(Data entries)
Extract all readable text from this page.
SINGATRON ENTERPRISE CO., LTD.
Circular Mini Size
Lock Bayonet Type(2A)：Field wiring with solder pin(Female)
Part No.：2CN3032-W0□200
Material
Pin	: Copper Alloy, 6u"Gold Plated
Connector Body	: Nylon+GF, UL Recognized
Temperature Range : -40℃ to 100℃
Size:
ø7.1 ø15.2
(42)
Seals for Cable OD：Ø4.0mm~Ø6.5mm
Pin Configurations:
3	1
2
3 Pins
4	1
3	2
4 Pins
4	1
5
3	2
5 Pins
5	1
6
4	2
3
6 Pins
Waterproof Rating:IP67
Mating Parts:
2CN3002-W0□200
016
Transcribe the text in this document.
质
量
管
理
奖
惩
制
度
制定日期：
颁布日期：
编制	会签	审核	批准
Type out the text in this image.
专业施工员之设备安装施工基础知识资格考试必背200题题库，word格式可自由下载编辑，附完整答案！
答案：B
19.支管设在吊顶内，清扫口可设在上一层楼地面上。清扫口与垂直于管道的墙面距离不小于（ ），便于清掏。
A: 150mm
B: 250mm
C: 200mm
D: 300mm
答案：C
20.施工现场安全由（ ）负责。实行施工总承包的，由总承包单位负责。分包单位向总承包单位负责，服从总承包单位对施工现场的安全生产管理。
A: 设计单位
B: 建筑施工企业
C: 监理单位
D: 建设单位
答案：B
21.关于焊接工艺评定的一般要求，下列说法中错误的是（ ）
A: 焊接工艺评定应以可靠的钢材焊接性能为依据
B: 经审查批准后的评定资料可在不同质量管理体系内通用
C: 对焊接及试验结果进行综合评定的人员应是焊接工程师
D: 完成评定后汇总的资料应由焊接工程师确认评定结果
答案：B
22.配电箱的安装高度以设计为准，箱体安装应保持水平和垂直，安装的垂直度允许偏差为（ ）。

Exercise objective> Copy out every line from the records that has the word "this".

Output below>
Extract all readable text from this page.
Transcribe the text in this document.
Type out the text in this image.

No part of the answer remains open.